> **Aim**: How many of the lines below hold the word "roughnessMode"? Answer only with the number.
★ ★ ★
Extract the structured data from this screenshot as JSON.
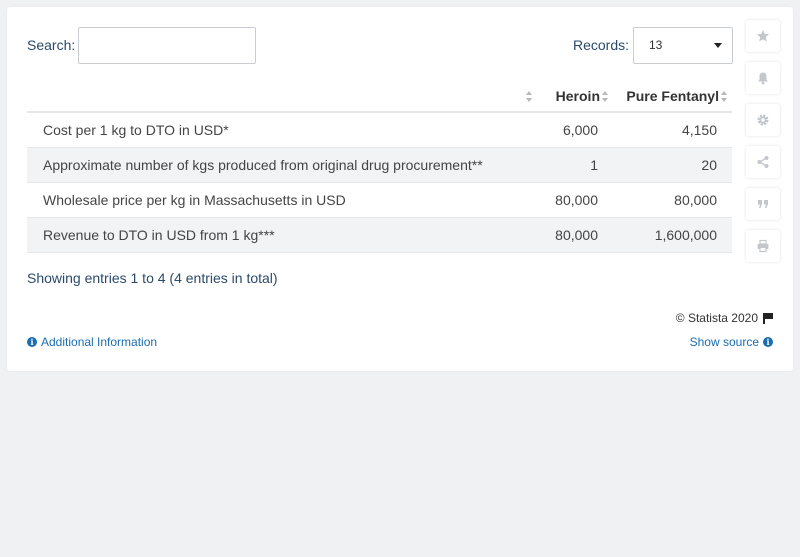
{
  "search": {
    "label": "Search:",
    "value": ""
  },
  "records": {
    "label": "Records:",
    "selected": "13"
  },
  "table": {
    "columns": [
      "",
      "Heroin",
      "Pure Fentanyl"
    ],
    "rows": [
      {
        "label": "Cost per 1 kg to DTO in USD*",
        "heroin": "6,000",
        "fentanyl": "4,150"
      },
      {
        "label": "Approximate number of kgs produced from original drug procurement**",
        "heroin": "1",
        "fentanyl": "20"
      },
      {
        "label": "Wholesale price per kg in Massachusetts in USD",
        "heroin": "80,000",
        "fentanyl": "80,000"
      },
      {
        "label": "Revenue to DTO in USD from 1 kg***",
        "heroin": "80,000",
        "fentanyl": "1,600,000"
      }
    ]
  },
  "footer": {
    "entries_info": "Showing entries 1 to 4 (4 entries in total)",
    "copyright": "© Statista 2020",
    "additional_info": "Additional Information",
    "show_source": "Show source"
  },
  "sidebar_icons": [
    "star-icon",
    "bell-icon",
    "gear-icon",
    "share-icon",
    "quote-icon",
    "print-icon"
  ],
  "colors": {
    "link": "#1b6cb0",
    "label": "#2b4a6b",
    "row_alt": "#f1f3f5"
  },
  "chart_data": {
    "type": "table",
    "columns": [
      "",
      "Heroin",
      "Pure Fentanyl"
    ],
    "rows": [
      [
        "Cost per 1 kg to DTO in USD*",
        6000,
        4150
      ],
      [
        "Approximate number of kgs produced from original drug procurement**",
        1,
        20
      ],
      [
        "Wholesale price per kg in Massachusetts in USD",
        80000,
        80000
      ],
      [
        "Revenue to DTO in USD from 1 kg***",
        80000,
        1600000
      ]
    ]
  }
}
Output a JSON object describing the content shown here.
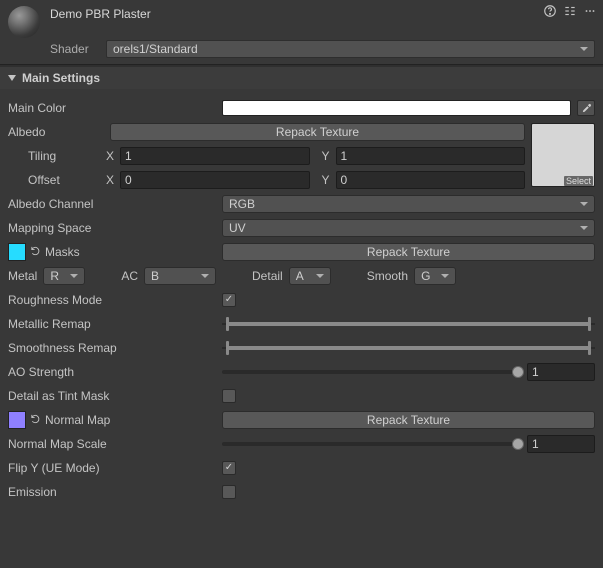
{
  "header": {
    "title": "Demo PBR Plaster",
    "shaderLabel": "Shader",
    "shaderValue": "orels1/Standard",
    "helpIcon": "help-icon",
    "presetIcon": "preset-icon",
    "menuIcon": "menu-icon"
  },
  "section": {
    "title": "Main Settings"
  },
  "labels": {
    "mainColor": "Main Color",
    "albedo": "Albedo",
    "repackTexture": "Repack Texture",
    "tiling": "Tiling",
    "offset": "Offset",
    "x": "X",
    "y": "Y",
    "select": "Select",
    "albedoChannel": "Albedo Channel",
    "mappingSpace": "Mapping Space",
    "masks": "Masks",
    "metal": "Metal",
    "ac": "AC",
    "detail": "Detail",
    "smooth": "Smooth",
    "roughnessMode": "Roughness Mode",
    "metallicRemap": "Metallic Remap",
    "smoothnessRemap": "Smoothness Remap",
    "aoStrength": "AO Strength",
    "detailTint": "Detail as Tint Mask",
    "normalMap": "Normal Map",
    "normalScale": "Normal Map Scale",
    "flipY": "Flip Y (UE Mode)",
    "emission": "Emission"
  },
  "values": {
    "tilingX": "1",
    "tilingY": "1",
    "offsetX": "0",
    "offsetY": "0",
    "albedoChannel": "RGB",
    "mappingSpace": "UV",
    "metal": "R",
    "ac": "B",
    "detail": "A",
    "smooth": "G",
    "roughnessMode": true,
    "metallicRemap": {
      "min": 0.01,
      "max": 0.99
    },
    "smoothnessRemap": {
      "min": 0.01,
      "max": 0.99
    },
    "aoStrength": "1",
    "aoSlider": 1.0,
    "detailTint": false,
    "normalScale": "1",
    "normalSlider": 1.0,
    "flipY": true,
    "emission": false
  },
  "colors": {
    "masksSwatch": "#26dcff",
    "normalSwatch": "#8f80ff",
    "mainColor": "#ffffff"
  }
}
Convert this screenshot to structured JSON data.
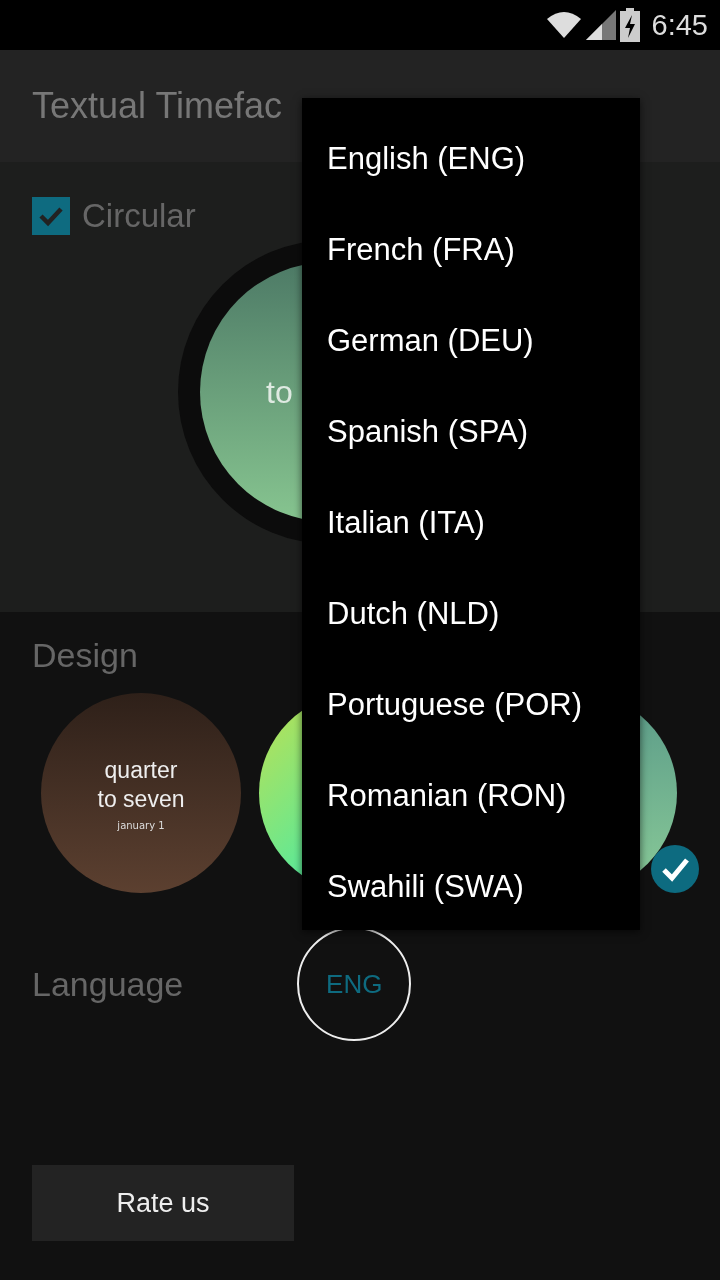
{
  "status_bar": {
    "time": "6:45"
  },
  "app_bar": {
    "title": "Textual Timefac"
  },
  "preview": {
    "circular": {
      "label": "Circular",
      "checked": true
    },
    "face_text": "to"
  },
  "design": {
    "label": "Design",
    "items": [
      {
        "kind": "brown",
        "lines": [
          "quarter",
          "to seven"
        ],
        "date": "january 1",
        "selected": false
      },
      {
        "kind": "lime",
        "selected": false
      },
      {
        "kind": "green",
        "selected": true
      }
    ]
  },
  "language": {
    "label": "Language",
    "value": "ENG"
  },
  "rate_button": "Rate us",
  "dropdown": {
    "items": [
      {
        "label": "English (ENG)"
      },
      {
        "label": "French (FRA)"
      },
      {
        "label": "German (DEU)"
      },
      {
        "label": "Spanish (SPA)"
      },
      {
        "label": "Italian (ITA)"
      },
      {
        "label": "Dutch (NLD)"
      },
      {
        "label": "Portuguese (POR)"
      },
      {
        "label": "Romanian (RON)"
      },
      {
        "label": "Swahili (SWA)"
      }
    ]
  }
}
★ ★ ★
> **Exercise output**: 2